> Source material
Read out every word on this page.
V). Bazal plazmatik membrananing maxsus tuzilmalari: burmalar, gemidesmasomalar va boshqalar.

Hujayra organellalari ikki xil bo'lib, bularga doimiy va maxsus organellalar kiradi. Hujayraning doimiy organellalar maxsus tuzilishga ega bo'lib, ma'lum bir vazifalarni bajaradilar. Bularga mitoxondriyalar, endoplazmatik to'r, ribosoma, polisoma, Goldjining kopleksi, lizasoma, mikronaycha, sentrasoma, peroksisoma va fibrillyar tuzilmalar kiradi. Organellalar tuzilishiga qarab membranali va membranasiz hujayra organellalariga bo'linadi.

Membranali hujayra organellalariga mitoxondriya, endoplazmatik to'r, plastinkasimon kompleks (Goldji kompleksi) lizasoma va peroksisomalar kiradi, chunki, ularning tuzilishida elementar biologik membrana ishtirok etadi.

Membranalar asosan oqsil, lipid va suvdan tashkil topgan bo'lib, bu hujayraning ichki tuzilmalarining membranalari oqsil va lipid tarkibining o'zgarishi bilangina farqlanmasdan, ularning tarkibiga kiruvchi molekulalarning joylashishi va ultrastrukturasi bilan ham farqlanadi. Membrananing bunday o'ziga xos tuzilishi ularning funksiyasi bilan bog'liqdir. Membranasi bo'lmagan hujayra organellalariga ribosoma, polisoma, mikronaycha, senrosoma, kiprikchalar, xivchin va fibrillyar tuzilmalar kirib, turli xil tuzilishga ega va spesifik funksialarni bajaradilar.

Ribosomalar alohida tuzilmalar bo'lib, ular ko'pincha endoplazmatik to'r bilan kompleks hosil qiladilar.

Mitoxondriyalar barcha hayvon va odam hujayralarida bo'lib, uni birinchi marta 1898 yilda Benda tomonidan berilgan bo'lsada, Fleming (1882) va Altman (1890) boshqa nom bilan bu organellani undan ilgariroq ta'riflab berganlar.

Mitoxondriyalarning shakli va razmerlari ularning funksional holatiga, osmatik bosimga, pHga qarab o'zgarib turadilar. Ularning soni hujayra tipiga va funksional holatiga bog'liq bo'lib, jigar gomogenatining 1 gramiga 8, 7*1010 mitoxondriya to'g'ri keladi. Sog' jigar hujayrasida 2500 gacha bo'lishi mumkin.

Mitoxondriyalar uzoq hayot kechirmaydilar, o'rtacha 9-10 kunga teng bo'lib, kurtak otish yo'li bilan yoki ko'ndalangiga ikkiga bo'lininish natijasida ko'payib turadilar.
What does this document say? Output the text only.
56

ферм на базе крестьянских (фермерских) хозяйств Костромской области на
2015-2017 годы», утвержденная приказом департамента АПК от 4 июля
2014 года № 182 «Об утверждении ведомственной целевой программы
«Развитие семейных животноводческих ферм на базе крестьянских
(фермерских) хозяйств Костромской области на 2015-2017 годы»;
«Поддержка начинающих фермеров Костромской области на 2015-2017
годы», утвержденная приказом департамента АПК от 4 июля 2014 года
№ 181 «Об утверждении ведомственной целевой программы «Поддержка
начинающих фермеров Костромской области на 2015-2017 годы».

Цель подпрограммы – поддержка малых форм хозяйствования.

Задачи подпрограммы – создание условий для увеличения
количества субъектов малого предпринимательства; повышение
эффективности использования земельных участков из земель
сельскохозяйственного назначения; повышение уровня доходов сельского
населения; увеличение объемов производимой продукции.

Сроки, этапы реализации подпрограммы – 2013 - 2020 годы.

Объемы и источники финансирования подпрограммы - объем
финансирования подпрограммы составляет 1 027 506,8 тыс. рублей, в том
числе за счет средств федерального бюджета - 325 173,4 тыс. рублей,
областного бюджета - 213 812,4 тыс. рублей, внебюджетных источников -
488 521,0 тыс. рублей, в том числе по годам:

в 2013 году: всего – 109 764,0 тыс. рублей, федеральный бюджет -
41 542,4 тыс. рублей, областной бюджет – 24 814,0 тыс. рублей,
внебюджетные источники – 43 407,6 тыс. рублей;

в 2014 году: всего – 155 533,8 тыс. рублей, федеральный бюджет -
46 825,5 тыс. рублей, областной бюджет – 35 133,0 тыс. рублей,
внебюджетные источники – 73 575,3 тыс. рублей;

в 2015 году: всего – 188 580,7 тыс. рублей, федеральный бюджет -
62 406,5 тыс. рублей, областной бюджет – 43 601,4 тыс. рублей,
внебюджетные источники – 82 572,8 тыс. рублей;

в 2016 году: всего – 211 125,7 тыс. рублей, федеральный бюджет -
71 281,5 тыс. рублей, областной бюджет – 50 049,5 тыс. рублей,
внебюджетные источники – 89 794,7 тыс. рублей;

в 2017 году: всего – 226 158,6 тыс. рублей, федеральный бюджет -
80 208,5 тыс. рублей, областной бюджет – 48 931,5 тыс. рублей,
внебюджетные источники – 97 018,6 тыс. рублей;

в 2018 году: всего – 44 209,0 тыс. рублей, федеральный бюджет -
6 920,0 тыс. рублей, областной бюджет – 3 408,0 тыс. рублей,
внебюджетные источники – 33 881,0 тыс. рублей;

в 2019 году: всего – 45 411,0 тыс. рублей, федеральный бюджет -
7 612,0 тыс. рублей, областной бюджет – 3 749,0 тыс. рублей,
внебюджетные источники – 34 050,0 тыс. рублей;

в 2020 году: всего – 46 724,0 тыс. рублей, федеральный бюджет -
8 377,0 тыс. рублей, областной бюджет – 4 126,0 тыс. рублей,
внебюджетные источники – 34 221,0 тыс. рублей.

> Task to complete
Copy all the lines, exactly.

> Exercise result
Read out every word on this page.
V). Bazal plazmatik membrananing maxsus tuzilmalari: burmalar, gemidesmasomalar va boshqalar.

Hujayra organellalari ikki xil bo'lib, bularga doimiy va maxsus organellalar kiradi. Hujayraning doimiy organellalar maxsus tuzilishga ega bo'lib, ma'lum bir vazifalarni bajaradilar. Bularga mitoxondriyalar, endoplazmatik to'r, ribosoma, polisoma, Goldjining kopleksi, lizasoma, mikronaycha, sentrasoma, peroksisoma va fibrillyar tuzilmalar kiradi. Organellalar tuzilishiga qarab membranali va membranasiz hujayra organellalariga bo'linadi.

Membranali hujayra organellalariga mitoxondriya, endoplazmatik to'r, plastinkasimon kompleks (Goldji kompleksi) lizasoma va peroksisomalar kiradi, chunki, ularning tuzilishida elementar biologik membrana ishtirok etadi.

Membranalar asosan oqsil, lipid va suvdan tashkil topgan bo'lib, bu hujayraning ichki tuzilmalarining membranalari oqsil va lipid tarkibining o'zgarishi bilangina farqlanmasdan, ularning tarkibiga kiruvchi molekulalarning joylashishi va ultrastrukturasi bilan ham farqlanadi. Membrananing bunday o'ziga xos tuzilishi ularning funksiyasi bilan bog'liqdir. Membranasi bo'lmagan hujayra organellalariga ribosoma, polisoma, mikronaycha, senrosoma, kiprikchalar, xivchin va fibrillyar tuzilmalar kirib, turli xil tuzilishga ega va spesifik funksialarni bajaradilar.

Ribosomalar alohida tuzilmalar bo'lib, ular ko'pincha endoplazmatik to'r bilan kompleks hosil qiladilar.

Mitoxondriyalar barcha hayvon va odam hujayralarida bo'lib, uni birinchi marta 1898 yilda Benda tomonidan berilgan bo'lsada, Fleming (1882) va Altman (1890) boshqa nom bilan bu organellani undan ilgariroq ta'riflab berganlar.

Mitoxondriyalarning shakli va razmerlari ularning funksional holatiga, osmatik bosimga, pHga qarab o'zgarib turadilar. Ularning soni hujayra tipiga va funksional holatiga bog'liq bo'lib, jigar gomogenatining 1 gramiga 8, 7*1010 mitoxondriya to'g'ri keladi. Sog' jigar hujayrasida 2500 gacha bo'lishi mumkin.

Mitoxondriyalar uzoq hayot kechirmaydilar, o'rtacha 9-10 kunga teng bo'lib, kurtak otish yo'li bilan yoki ko'ndalangiga ikkiga bo'lininish natijasida ko'payib turadilar.
What does this document say? Output the text only.
56

ферм на базе крестьянских (фермерских) хозяйств Костромской области на
2015-2017 годы», утвержденная приказом департамента АПК от 4 июля
2014 года № 182 «Об утверждении ведомственной целевой программы
«Развитие семейных животноводческих ферм на базе крестьянских
(фермерских) хозяйств Костромской области на 2015-2017 годы»;
«Поддержка начинающих фермеров Костромской области на 2015-2017
годы», утвержденная приказом департамента АПК от 4 июля 2014 года
№ 181 «Об утверждении ведомственной целевой программы «Поддержка
начинающих фермеров Костромской области на 2015-2017 годы».

Цель подпрограммы – поддержка малых форм хозяйствования.

Задачи подпрограммы – создание условий для увеличения
количества субъектов малого предпринимательства; повышение
эффективности использования земельных участков из земель
сельскохозяйственного назначения; повышение уровня доходов сельского
населения; увеличение объемов производимой продукции.

Сроки, этапы реализации подпрограммы – 2013 - 2020 годы.

Объемы и источники финансирования подпрограммы - объем
финансирования подпрограммы составляет 1 027 506,8 тыс. рублей, в том
числе за счет средств федерального бюджета - 325 173,4 тыс. рублей,
областного бюджета - 213 812,4 тыс. рублей, внебюджетных источников -
488 521,0 тыс. рублей, в том числе по годам:

в 2013 году: всего – 109 764,0 тыс. рублей, федеральный бюджет -
41 542,4 тыс. рублей, областной бюджет – 24 814,0 тыс. рублей,
внебюджетные источники – 43 407,6 тыс. рублей;

в 2014 году: всего – 155 533,8 тыс. рублей, федеральный бюджет -
46 825,5 тыс. рублей, областной бюджет – 35 133,0 тыс. рублей,
внебюджетные источники – 73 575,3 тыс. рублей;

в 2015 году: всего – 188 580,7 тыс. рублей, федеральный бюджет -
62 406,5 тыс. рублей, областной бюджет – 43 601,4 тыс. рублей,
внебюджетные источники – 82 572,8 тыс. рублей;

в 2016 году: всего – 211 125,7 тыс. рублей, федеральный бюджет -
71 281,5 тыс. рублей, областной бюджет – 50 049,5 тыс. рублей,
внебюджетные источники – 89 794,7 тыс. рублей;

в 2017 году: всего – 226 158,6 тыс. рублей, федеральный бюджет -
80 208,5 тыс. рублей, областной бюджет – 48 931,5 тыс. рублей,
внебюджетные источники – 97 018,6 тыс. рублей;

в 2018 году: всего – 44 209,0 тыс. рублей, федеральный бюджет -
6 920,0 тыс. рублей, областной бюджет – 3 408,0 тыс. рублей,
внебюджетные источники – 33 881,0 тыс. рублей;

в 2019 году: всего – 45 411,0 тыс. рублей, федеральный бюджет -
7 612,0 тыс. рублей, областной бюджет – 3 749,0 тыс. рублей,
внебюджетные источники – 34 050,0 тыс. рублей;

в 2020 году: всего – 46 724,0 тыс. рублей, федеральный бюджет -
8 377,0 тыс. рублей, областной бюджет – 4 126,0 тыс. рублей,
внебюджетные источники – 34 221,0 тыс. рублей.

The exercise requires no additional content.